Task directions - Starting at the line that contains "What does this", quote every line through the end of the entries, word for word, skipping the pictures.

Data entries
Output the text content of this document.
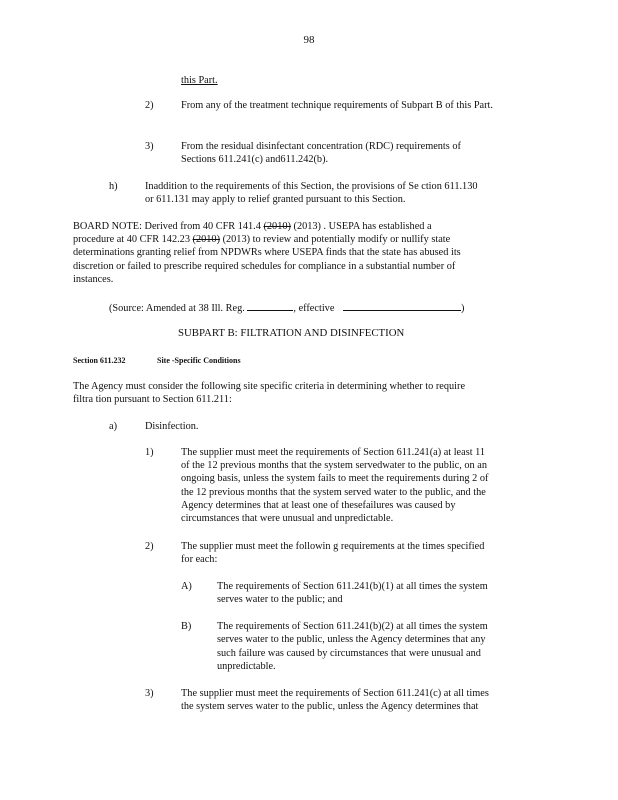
98
this Part.
2)	From any of the treatment technique requirements of Subpart B of this Part.
3)	From the residual disinfectant concentration (RDC) requirements of
Sections 611.241(c) and611.242(b).
h)	Inaddition to the requirements of this Section, the provisions of Se ction 611.130
or 611.131 may apply to relief granted pursuant to this Section.
BOARD NOTE: Derived from 40 CFR 141.4 (2010) (2013) . USEPA has established a
procedure at 40 CFR 142.23 (2010) (2013) to review and potentially modify or nullify state
determinations granting relief from NPDWRs where USEPA finds that the state has abused its
discretion or failed to prescribe required schedules for compliance in a substantial number of
instances.
(Source: Amended at 38 Ill. Reg.	, effective	)
SUBPART B: FILTRATION AND DISINFECTION
Section 611.232	Site -Specific Conditions
The Agency must consider the following site specific criteria in determining whether to require
filtra tion pursuant to Section 611.211:
a)	Disinfection.
1)	The supplier must meet the requirements of Section 611.241(a) at least 11
of the 12 previous months that the system servedwater to the public, on an
ongoing basis, unless the system fails to meet the requirements during 2 of
the 12 previous months that the system served water to the public, and the
Agency determines that at least one of thesefailures was caused by
circumstances that were unusual and unpredictable.
2)	The supplier must meet the followin g requirements at the times specified
for each:
A) The requirements of Section 611.241(b)(1) at all times the system
serves water to the public; and
B) The requirements of Section 611.241(b)(2) at all times the system
serves water to the public, unless the Agency determines that any
such failure was caused by circumstances that were unusual and
unpredictable.
3)	The supplier must meet the requirements of Section 611.241(c) at all times
the system serves water to the public, unless the Agency determines that
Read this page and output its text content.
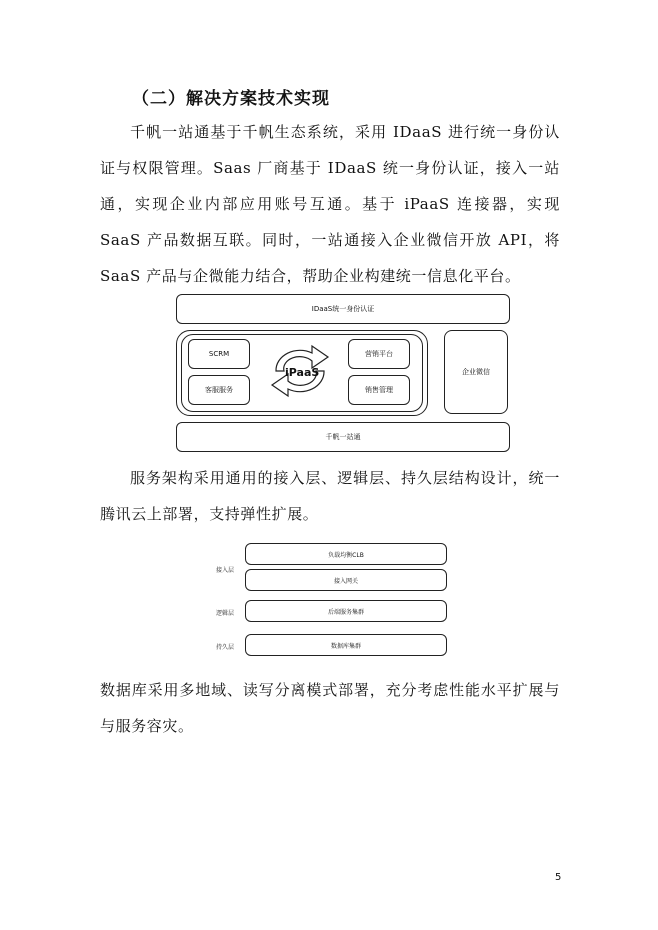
（二）解决方案技术实现
千帆一站通基于千帆生态系统，采用 IDaaS 进行统一身份认证与权限管理。Saas 厂商基于 IDaaS 统一身份认证，接入一站通，实现企业内部应用账号互通。基于 iPaaS 连接器，实现 SaaS 产品数据互联。同时，一站通接入企业微信开放 API，将 SaaS 产品与企微能力结合，帮助企业构建统一信息化平台。
IDaaS统一身份认证
SCRM
客服服务
iPaaS
营销平台
销售管理
企业微信
千帆一站通
服务架构采用通用的接入层、逻辑层、持久层结构设计，统一腾讯云上部署，支持弹性扩展。
接入层
逻辑层
持久层
负载均衡CLB
接入网关
后端服务集群
数据库集群
数据库采用多地域、读写分离模式部署，充分考虑性能水平扩展与与服务容灾。
5
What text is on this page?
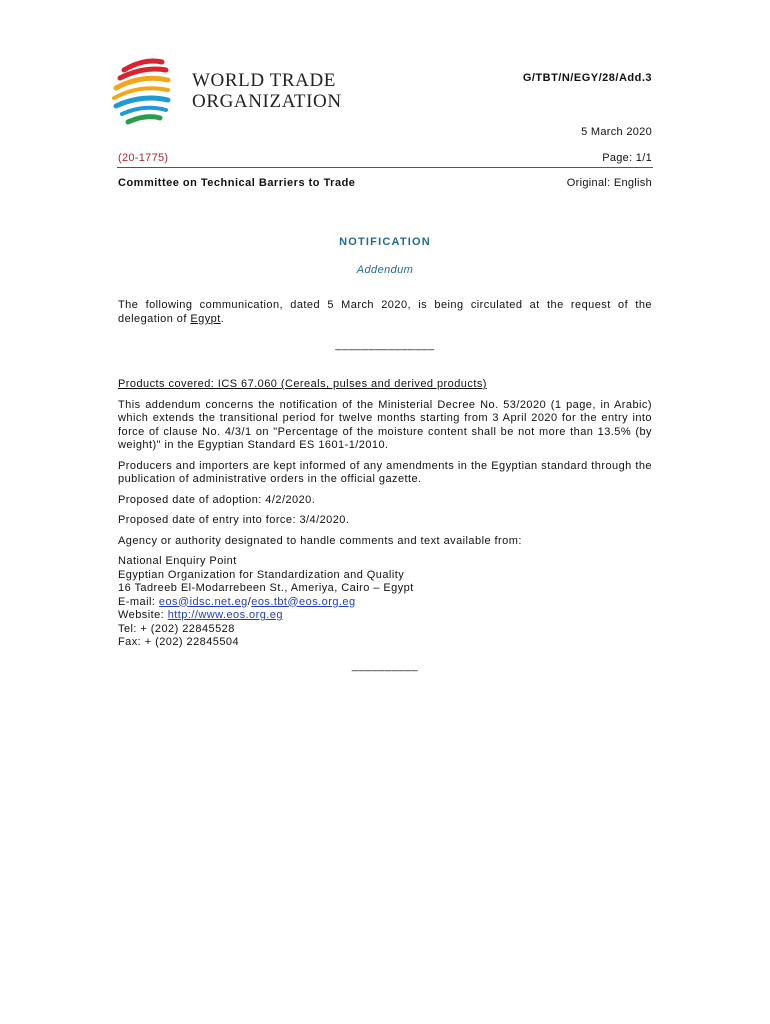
WORLD TRADE
ORGANIZATION
G/TBT/N/EGY/28/Add.3
5 March 2020
(20-1775)	Page: 1/1
Committee on Technical Barriers to Trade	Original: English
NOTIFICATION
Addendum
The following communication, dated 5 March 2020, is being circulated at the request of the delegation of Egypt.
_______________

Products covered: ICS 67.060 (Cereals, pulses and derived products)

This addendum concerns the notification of the Ministerial Decree No. 53/2020 (1 page, in Arabic) which extends the transitional period for twelve months starting from 3 April 2020 for the entry into force of clause No. 4/3/1 on "Percentage of the moisture content shall be not more than 13.5% (by weight)" in the Egyptian Standard ES 1601-1/2010.

Producers and importers are kept informed of any amendments in the Egyptian standard through the publication of administrative orders in the official gazette.

Proposed date of adoption: 4/2/2020.

Proposed date of entry into force: 3/4/2020.

Agency or authority designated to handle comments and text available from:

National Enquiry Point
Egyptian Organization for Standardization and Quality
16 Tadreeb El-Modarrebeen St., Ameriya, Cairo – Egypt
E-mail: eos@idsc.net.eg/eos.tbt@eos.org.eg
Website: http://www.eos.org.eg
Tel: + (202) 22845528
Fax: + (202) 22845504
__________
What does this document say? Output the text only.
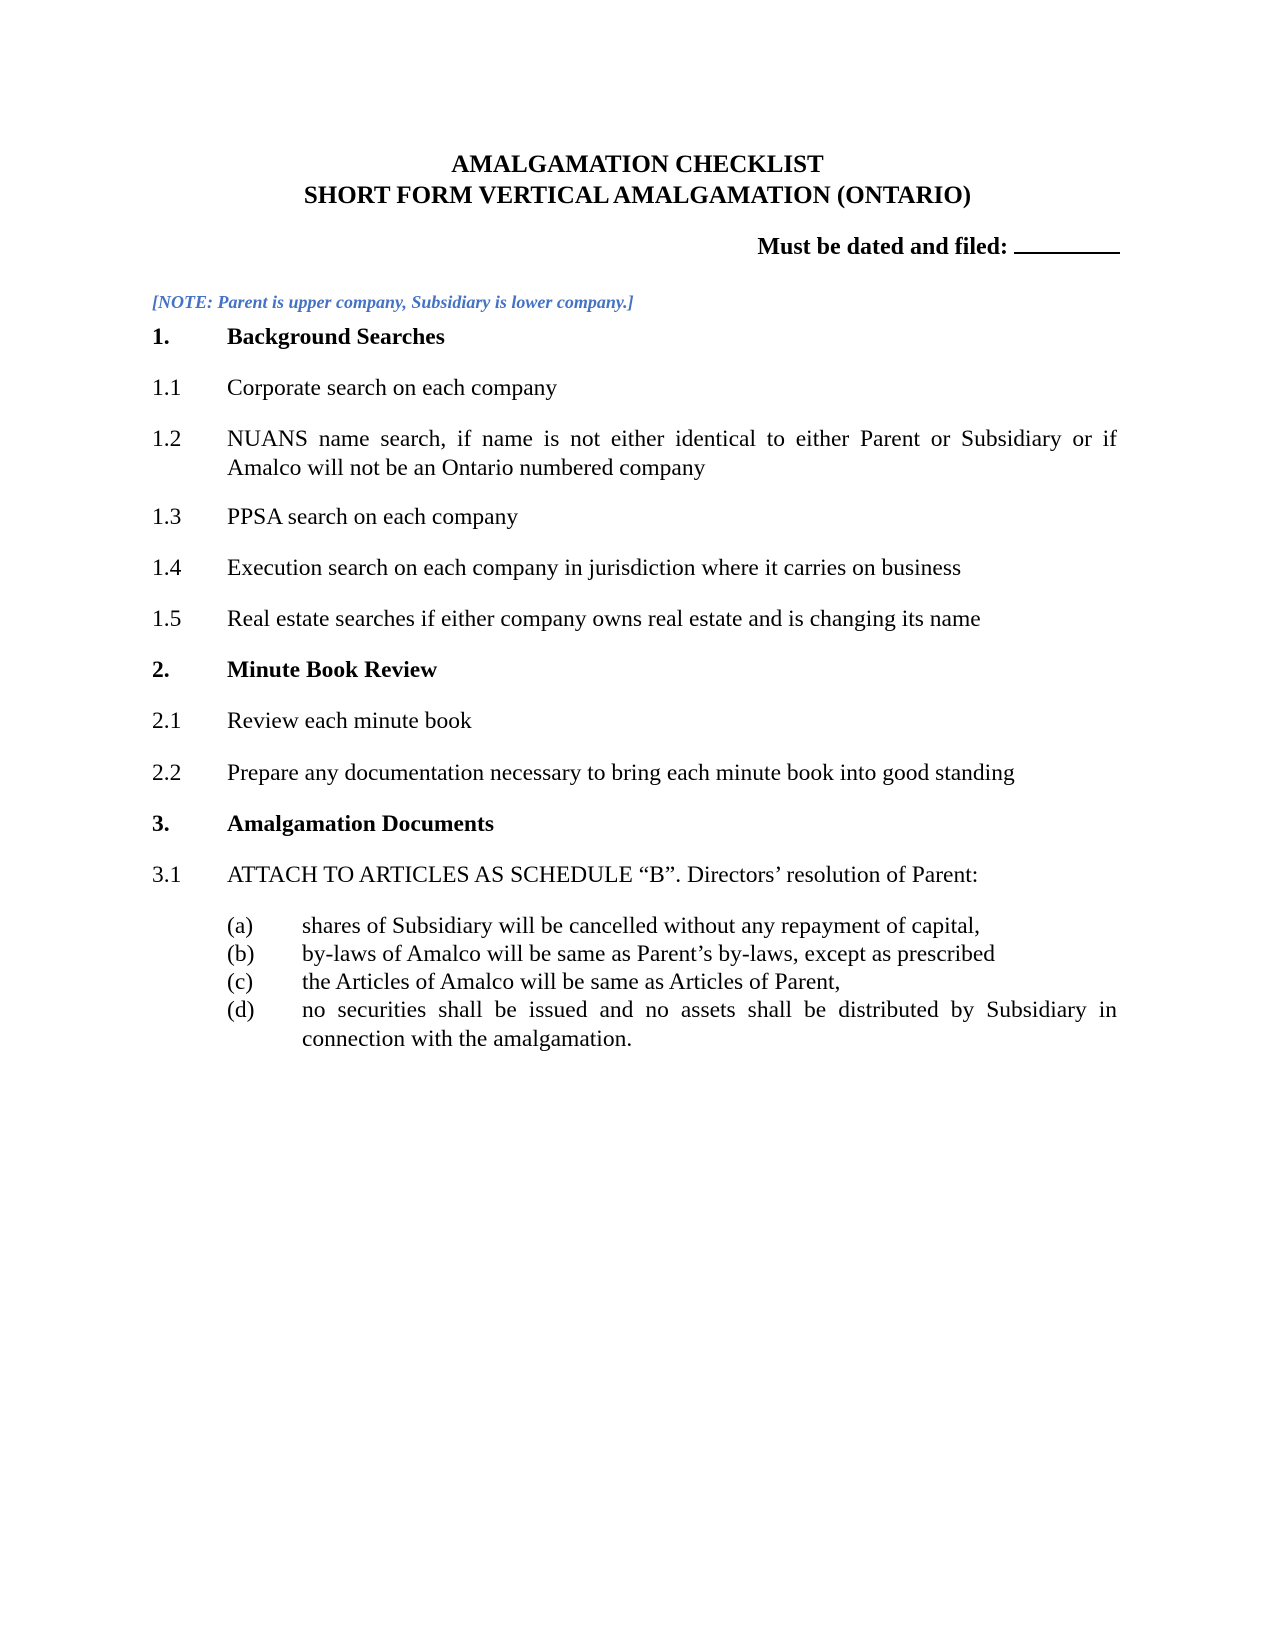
AMALGAMATION CHECKLIST
SHORT FORM VERTICAL AMALGAMATION (ONTARIO)
Must be dated and filed:
[NOTE: Parent is upper company, Subsidiary is lower company.]
1. Background Searches
1.1 Corporate search on each company
1.2 NUANS name search, if name is not either identical to either Parent or Subsidiary or if Amalco will not be an Ontario numbered company
1.3 PPSA search on each company
1.4 Execution search on each company in jurisdiction where it carries on business
1.5 Real estate searches if either company owns real estate and is changing its name
2. Minute Book Review
2.1 Review each minute book
2.2 Prepare any documentation necessary to bring each minute book into good standing
3. Amalgamation Documents
3.1 ATTACH TO ARTICLES AS SCHEDULE “B”. Directors’ resolution of Parent:
(a) shares of Subsidiary will be cancelled without any repayment of capital,
(b) by-laws of Amalco will be same as Parent’s by-laws, except as prescribed
(c) the Articles of Amalco will be same as Articles of Parent,
(d) no securities shall be issued and no assets shall be distributed by Subsidiary in connection with the amalgamation.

Exercise answer -
What does this document say? Output the text only.
AMALGAMATION CHECKLIST
SHORT FORM VERTICAL AMALGAMATION (ONTARIO)
Must be dated and filed:
[NOTE: Parent is upper company, Subsidiary is lower company.]
1. Background Searches
1.1 Corporate search on each company
1.2 NUANS name search, if name is not either identical to either Parent or Subsidiary or if Amalco will not be an Ontario numbered company
1.3 PPSA search on each company
1.4 Execution search on each company in jurisdiction where it carries on business
1.5 Real estate searches if either company owns real estate and is changing its name
2. Minute Book Review
2.1 Review each minute book
2.2 Prepare any documentation necessary to bring each minute book into good standing
3. Amalgamation Documents
3.1 ATTACH TO ARTICLES AS SCHEDULE “B”. Directors’ resolution of Parent:
(a) shares of Subsidiary will be cancelled without any repayment of capital,
(b) by-laws of Amalco will be same as Parent’s by-laws, except as prescribed
(c) the Articles of Amalco will be same as Articles of Parent,
(d) no securities shall be issued and no assets shall be distributed by Subsidiary in connection with the amalgamation.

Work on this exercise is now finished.